START Given data
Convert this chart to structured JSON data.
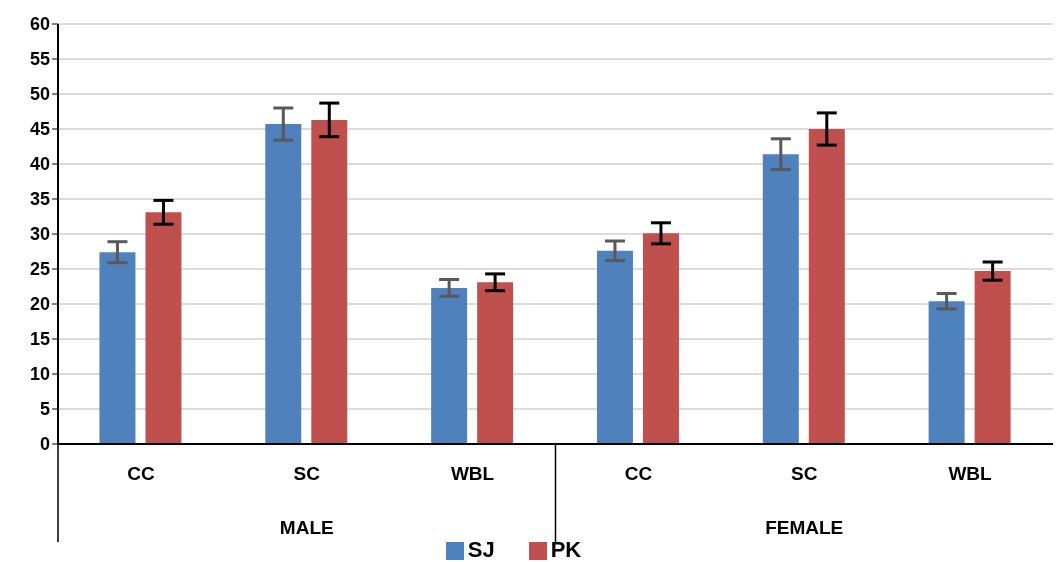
{
  "chart_data": {
    "type": "bar",
    "categories": [
      "CC",
      "SC",
      "WBL",
      "CC",
      "SC",
      "WBL"
    ],
    "annotations": [
      "MALE",
      "FEMALE"
    ],
    "series": [
      {
        "name": "SJ",
        "color": "#4f81bd",
        "values": [
          27.4,
          45.7,
          22.3,
          27.6,
          41.4,
          20.4
        ],
        "errors": [
          1.5,
          2.3,
          1.2,
          1.4,
          2.2,
          1.1
        ]
      },
      {
        "name": "PK",
        "color": "#c0504d",
        "values": [
          33.1,
          46.3,
          23.1,
          30.1,
          45.0,
          24.7
        ],
        "errors": [
          1.7,
          2.4,
          1.2,
          1.5,
          2.3,
          1.3
        ]
      }
    ],
    "ylim": [
      0,
      60
    ],
    "yticks": [
      0,
      5,
      10,
      15,
      20,
      25,
      30,
      35,
      40,
      45,
      50,
      55,
      60
    ],
    "grid": "y",
    "legend": "bottom"
  }
}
END Given data
All of the lines above should be retyped precisely, apart from the pictures.

> _Task answer_
Convert this chart to structured JSON data.
{
  "chart_data": {
    "type": "bar",
    "categories": [
      "CC",
      "SC",
      "WBL",
      "CC",
      "SC",
      "WBL"
    ],
    "annotations": [
      "MALE",
      "FEMALE"
    ],
    "series": [
      {
        "name": "SJ",
        "color": "#4f81bd",
        "values": [
          27.4,
          45.7,
          22.3,
          27.6,
          41.4,
          20.4
        ],
        "errors": [
          1.5,
          2.3,
          1.2,
          1.4,
          2.2,
          1.1
        ]
      },
      {
        "name": "PK",
        "color": "#c0504d",
        "values": [
          33.1,
          46.3,
          23.1,
          30.1,
          45.0,
          24.7
        ],
        "errors": [
          1.7,
          2.4,
          1.2,
          1.5,
          2.3,
          1.3
        ]
      }
    ],
    "ylim": [
      0,
      60
    ],
    "yticks": [
      0,
      5,
      10,
      15,
      20,
      25,
      30,
      35,
      40,
      45,
      50,
      55,
      60
    ],
    "grid": "y",
    "legend": "bottom"
  }
}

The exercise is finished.